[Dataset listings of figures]
-- Opening Marker --

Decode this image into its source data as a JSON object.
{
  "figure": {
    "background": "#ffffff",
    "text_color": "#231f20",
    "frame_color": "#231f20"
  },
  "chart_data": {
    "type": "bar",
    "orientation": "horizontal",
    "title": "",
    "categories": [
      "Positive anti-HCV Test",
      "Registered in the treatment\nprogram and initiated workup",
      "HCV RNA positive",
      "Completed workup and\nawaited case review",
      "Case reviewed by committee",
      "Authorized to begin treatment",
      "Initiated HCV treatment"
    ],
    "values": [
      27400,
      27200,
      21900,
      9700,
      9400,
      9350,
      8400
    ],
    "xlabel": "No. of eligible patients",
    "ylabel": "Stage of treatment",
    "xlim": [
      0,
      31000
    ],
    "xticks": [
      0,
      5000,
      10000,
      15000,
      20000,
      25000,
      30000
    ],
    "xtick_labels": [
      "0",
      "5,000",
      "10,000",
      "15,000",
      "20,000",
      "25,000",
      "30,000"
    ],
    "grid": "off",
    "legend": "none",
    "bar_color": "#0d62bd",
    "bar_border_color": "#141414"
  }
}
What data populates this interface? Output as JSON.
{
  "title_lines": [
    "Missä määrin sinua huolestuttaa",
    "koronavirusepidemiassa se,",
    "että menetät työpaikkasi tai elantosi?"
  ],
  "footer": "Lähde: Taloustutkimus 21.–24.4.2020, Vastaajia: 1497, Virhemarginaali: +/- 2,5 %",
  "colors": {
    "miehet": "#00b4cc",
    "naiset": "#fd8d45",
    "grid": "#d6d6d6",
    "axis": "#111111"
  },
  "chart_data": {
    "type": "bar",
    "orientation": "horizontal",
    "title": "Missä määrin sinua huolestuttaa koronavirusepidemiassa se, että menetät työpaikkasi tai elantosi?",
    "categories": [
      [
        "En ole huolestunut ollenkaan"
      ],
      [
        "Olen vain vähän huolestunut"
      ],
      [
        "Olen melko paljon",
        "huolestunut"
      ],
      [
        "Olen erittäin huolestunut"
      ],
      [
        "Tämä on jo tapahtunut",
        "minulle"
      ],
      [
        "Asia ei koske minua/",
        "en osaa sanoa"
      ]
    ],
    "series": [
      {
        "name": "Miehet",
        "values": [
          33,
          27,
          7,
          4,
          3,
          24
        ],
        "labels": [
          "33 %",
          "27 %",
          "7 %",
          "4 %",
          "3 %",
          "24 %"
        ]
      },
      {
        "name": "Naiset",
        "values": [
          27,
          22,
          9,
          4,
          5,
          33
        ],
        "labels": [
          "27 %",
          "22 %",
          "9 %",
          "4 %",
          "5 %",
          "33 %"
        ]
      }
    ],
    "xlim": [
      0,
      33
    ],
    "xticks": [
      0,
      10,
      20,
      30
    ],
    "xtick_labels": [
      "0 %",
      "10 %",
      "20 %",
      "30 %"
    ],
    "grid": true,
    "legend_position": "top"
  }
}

-- Closing Marker --

**EXERCISE GOAL**. Whenever a line above has the word "workup" in it, copy that line.

**RESULT**.
      "Registered in the treatment\nprogram and initiated workup",
      "Completed workup and\nawaited case review",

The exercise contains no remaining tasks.